Write out all of the data without omission, exactly as shown.

- _GIVEN RECORDS_
>> begin

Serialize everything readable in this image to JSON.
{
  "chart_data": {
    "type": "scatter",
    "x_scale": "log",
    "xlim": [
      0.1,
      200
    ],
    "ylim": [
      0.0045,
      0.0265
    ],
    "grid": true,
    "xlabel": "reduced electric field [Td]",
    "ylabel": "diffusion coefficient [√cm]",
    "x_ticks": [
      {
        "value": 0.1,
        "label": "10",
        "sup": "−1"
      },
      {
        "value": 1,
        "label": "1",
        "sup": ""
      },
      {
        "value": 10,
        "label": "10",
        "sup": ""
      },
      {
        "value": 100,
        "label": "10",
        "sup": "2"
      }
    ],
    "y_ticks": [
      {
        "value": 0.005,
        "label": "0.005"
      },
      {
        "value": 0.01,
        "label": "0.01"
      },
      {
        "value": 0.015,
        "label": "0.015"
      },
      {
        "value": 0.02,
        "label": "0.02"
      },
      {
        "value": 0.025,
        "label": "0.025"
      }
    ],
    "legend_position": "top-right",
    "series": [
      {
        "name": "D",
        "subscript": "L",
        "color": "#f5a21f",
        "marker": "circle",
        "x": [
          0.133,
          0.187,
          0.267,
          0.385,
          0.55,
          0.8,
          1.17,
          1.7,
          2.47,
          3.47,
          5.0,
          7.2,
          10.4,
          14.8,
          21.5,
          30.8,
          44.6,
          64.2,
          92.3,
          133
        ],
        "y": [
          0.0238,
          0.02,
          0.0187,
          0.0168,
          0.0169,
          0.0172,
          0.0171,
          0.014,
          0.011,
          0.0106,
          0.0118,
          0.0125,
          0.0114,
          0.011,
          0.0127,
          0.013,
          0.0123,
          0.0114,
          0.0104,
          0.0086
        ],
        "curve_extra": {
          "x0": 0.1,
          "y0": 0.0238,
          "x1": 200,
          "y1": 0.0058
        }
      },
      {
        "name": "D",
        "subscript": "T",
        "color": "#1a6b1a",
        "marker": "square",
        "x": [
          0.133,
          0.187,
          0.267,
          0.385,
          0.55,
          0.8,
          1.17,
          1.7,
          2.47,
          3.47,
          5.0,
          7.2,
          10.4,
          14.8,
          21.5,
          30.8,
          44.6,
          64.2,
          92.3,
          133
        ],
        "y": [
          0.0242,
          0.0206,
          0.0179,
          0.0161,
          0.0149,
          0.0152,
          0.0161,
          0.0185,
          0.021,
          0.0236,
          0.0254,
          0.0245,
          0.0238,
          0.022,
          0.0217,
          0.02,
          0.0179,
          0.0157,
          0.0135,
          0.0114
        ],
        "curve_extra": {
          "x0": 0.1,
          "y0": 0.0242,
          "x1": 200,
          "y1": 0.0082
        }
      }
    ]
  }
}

>> end

- _SOLUTION FOR THIS TASK_
Serialize everything readable in this image to JSON.
{
  "chart_data": {
    "type": "scatter",
    "x_scale": "log",
    "xlim": [
      0.1,
      200
    ],
    "ylim": [
      0.0045,
      0.0265
    ],
    "grid": true,
    "xlabel": "reduced electric field [Td]",
    "ylabel": "diffusion coefficient [√cm]",
    "x_ticks": [
      {
        "value": 0.1,
        "label": "10",
        "sup": "−1"
      },
      {
        "value": 1,
        "label": "1",
        "sup": ""
      },
      {
        "value": 10,
        "label": "10",
        "sup": ""
      },
      {
        "value": 100,
        "label": "10",
        "sup": "2"
      }
    ],
    "y_ticks": [
      {
        "value": 0.005,
        "label": "0.005"
      },
      {
        "value": 0.01,
        "label": "0.01"
      },
      {
        "value": 0.015,
        "label": "0.015"
      },
      {
        "value": 0.02,
        "label": "0.02"
      },
      {
        "value": 0.025,
        "label": "0.025"
      }
    ],
    "legend_position": "top-right",
    "series": [
      {
        "name": "D",
        "subscript": "L",
        "color": "#f5a21f",
        "marker": "circle",
        "x": [
          0.133,
          0.187,
          0.267,
          0.385,
          0.55,
          0.8,
          1.17,
          1.7,
          2.47,
          3.47,
          5.0,
          7.2,
          10.4,
          14.8,
          21.5,
          30.8,
          44.6,
          64.2,
          92.3,
          133
        ],
        "y": [
          0.0238,
          0.02,
          0.0187,
          0.0168,
          0.0169,
          0.0172,
          0.0171,
          0.014,
          0.011,
          0.0106,
          0.0118,
          0.0125,
          0.0114,
          0.011,
          0.0127,
          0.013,
          0.0123,
          0.0114,
          0.0104,
          0.0086
        ],
        "curve_extra": {
          "x0": 0.1,
          "y0": 0.0238,
          "x1": 200,
          "y1": 0.0058
        }
      },
      {
        "name": "D",
        "subscript": "T",
        "color": "#1a6b1a",
        "marker": "square",
        "x": [
          0.133,
          0.187,
          0.267,
          0.385,
          0.55,
          0.8,
          1.17,
          1.7,
          2.47,
          3.47,
          5.0,
          7.2,
          10.4,
          14.8,
          21.5,
          30.8,
          44.6,
          64.2,
          92.3,
          133
        ],
        "y": [
          0.0242,
          0.0206,
          0.0179,
          0.0161,
          0.0149,
          0.0152,
          0.0161,
          0.0185,
          0.021,
          0.0236,
          0.0254,
          0.0245,
          0.0238,
          0.022,
          0.0217,
          0.02,
          0.0179,
          0.0157,
          0.0135,
          0.0114
        ],
        "curve_extra": {
          "x0": 0.1,
          "y0": 0.0242,
          "x1": 200,
          "y1": 0.0082
        }
      }
    ]
  }
}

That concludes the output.